# Problem details:
Scan the records and identify every line in which the string "الله" occurs, then return those lines.

# Data to process:
··········
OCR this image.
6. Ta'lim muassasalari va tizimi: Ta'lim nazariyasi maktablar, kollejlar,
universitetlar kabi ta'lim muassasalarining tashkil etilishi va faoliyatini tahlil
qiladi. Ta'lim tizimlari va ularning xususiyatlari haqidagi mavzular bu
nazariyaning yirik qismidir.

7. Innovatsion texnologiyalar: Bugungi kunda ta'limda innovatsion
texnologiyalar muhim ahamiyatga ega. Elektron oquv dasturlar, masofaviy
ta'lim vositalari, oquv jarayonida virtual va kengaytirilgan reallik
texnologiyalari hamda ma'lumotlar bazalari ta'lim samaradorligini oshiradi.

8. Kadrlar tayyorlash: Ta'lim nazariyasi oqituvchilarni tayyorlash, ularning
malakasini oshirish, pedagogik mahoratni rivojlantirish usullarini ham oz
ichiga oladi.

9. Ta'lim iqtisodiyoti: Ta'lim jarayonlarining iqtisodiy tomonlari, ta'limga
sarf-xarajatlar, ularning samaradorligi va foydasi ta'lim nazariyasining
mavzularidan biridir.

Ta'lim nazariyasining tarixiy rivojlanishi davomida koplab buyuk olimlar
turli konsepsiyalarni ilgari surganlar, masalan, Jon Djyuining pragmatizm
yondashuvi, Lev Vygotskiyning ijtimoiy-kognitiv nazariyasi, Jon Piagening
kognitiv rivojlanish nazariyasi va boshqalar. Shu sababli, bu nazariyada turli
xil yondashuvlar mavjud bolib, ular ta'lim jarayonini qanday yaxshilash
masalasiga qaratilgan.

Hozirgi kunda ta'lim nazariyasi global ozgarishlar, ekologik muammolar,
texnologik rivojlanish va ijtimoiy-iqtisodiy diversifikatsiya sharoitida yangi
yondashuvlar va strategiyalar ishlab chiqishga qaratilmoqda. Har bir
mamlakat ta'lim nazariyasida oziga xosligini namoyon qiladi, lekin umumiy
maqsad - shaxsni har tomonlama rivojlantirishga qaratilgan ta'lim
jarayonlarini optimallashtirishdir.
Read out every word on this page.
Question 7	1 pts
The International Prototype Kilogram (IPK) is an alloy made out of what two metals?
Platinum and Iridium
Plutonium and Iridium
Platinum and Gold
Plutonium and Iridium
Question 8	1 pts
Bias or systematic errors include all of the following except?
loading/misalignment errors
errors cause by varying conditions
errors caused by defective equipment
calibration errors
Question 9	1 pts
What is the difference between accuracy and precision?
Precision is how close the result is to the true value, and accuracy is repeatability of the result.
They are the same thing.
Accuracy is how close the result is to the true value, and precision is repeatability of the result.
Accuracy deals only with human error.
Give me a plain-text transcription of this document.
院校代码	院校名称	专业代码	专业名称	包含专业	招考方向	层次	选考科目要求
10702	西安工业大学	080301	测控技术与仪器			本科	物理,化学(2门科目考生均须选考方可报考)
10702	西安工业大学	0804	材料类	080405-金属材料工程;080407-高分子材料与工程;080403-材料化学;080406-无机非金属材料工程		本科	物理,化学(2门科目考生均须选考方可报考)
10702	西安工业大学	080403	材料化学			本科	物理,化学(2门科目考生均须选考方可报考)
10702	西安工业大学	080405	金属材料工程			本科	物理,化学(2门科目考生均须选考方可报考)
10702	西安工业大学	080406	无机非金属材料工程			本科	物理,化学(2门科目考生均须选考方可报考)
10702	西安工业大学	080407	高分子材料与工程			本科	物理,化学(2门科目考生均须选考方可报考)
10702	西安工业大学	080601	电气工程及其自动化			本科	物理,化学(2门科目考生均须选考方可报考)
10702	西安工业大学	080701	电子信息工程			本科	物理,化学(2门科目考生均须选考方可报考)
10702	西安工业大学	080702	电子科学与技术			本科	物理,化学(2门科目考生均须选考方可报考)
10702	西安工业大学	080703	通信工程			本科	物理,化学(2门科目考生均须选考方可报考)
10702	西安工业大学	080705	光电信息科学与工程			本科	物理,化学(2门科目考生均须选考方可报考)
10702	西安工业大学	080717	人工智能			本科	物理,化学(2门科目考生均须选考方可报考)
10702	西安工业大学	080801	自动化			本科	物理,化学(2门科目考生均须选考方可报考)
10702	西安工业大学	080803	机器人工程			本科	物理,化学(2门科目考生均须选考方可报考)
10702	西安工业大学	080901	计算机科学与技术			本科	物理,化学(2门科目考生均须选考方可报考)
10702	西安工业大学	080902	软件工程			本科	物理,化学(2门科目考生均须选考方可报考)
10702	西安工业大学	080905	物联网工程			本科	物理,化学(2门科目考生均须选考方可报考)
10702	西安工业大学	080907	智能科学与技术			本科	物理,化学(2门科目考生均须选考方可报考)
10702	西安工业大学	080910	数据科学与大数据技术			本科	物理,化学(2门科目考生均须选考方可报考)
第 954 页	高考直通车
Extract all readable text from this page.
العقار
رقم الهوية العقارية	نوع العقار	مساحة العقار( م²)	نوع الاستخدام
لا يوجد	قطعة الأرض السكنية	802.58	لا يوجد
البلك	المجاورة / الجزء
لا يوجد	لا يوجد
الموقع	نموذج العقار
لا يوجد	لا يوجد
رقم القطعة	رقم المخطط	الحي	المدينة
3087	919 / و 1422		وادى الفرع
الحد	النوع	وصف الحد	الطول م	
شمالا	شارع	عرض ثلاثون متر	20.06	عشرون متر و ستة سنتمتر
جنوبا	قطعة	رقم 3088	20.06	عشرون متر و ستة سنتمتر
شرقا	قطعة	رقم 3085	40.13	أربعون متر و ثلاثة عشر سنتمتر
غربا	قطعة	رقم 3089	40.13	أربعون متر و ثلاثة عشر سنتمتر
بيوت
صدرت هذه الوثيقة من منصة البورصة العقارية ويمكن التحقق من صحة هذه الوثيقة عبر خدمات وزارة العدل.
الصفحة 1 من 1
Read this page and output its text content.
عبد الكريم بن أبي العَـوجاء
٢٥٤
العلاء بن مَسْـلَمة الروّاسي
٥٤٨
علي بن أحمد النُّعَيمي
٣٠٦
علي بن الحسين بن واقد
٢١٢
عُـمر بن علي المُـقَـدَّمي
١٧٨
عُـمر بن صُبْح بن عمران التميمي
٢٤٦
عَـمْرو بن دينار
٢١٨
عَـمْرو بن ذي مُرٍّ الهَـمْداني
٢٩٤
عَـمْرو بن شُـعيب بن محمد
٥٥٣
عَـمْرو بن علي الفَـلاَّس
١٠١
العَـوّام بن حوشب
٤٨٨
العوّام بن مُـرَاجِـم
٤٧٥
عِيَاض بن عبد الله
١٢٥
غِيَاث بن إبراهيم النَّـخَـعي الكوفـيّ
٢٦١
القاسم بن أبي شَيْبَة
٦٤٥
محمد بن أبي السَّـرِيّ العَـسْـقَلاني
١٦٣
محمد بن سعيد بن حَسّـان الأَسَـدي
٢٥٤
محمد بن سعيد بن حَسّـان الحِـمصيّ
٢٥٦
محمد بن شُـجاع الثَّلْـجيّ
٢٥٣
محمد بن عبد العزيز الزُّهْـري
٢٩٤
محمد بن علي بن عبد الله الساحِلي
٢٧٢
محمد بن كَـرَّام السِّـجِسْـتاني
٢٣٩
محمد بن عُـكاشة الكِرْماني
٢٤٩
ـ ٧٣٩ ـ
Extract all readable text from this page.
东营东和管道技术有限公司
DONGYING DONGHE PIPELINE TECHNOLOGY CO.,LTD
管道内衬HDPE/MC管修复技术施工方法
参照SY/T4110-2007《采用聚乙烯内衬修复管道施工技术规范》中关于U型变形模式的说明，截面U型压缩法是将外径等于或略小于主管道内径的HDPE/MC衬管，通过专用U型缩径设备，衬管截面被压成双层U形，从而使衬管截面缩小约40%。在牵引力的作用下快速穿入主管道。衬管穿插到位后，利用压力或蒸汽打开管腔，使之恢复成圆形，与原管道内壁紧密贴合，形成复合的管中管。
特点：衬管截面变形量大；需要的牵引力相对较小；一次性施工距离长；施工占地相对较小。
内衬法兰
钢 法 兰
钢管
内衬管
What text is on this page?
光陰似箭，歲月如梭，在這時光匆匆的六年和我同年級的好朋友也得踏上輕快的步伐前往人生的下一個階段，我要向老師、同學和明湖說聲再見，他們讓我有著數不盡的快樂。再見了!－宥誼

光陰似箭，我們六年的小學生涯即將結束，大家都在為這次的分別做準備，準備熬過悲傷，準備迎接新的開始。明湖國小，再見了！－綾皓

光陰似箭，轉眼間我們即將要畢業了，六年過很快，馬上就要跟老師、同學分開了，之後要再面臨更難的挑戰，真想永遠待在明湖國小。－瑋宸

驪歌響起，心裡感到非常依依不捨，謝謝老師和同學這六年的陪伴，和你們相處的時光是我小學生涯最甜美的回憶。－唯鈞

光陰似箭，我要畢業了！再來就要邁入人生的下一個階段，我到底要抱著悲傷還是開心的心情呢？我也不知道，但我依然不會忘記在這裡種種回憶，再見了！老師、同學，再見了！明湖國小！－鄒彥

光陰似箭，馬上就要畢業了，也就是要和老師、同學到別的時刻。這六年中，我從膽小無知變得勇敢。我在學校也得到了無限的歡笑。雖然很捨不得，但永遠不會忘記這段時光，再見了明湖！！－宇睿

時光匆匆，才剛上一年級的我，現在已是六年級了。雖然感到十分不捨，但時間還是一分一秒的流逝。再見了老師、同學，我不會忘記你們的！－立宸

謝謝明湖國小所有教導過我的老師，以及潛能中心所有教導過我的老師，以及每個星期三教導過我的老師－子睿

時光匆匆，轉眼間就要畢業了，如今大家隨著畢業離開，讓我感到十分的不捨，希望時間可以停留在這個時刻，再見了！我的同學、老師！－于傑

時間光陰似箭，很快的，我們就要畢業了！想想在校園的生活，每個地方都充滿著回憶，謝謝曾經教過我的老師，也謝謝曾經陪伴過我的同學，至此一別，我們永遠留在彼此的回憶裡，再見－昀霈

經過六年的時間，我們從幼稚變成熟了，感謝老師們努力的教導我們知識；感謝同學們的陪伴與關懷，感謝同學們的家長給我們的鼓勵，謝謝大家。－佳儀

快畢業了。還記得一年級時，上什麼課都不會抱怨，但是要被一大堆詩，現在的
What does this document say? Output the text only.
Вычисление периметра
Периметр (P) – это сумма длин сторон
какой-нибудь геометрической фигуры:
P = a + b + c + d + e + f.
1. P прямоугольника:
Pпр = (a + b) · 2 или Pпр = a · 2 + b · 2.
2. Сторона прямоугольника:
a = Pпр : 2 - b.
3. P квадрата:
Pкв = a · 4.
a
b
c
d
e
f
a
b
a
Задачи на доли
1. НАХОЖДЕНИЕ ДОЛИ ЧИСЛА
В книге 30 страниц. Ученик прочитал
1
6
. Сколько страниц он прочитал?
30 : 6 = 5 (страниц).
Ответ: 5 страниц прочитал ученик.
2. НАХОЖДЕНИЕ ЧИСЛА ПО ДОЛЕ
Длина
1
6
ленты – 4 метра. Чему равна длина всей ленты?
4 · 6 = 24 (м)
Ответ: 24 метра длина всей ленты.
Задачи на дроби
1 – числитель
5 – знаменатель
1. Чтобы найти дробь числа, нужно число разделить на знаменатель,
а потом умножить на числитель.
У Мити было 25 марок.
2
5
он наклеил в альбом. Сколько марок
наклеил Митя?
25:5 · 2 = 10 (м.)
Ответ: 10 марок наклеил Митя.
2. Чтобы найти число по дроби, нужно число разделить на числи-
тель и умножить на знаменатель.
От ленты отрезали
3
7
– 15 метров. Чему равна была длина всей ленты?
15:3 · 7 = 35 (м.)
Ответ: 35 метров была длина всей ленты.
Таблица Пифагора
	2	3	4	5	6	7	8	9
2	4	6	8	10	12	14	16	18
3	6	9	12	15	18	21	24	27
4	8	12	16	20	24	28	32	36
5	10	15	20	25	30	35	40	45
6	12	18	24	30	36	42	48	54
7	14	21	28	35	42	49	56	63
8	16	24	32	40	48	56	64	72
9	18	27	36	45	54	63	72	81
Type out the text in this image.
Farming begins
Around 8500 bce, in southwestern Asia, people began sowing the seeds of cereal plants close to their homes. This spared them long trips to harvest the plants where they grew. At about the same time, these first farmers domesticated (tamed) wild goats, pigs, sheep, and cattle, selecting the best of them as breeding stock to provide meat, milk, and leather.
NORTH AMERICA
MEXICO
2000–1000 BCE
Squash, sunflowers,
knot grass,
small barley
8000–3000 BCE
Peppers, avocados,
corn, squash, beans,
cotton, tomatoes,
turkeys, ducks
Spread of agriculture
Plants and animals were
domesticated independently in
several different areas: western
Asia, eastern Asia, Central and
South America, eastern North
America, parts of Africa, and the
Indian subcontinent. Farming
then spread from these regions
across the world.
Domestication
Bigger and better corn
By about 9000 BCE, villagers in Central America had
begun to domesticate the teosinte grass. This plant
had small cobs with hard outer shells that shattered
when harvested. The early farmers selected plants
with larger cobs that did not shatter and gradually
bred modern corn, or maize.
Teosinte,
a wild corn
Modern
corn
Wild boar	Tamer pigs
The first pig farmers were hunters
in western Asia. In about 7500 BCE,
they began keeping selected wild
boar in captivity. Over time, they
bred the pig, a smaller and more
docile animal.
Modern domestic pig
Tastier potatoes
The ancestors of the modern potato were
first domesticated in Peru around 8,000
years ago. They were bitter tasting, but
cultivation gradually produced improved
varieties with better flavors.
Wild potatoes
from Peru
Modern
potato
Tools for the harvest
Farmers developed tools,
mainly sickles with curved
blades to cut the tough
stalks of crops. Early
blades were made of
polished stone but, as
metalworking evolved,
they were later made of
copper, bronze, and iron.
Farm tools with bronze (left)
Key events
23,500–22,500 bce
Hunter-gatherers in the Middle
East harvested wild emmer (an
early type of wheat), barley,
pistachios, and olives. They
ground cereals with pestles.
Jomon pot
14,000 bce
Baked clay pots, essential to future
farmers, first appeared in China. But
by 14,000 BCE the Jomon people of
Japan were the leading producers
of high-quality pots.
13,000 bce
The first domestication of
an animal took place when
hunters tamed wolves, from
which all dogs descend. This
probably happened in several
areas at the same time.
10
··········
# Answer to the exercise:
عِيَاض بن عبد الله
محمد بن علي بن عبد الله الساحِلي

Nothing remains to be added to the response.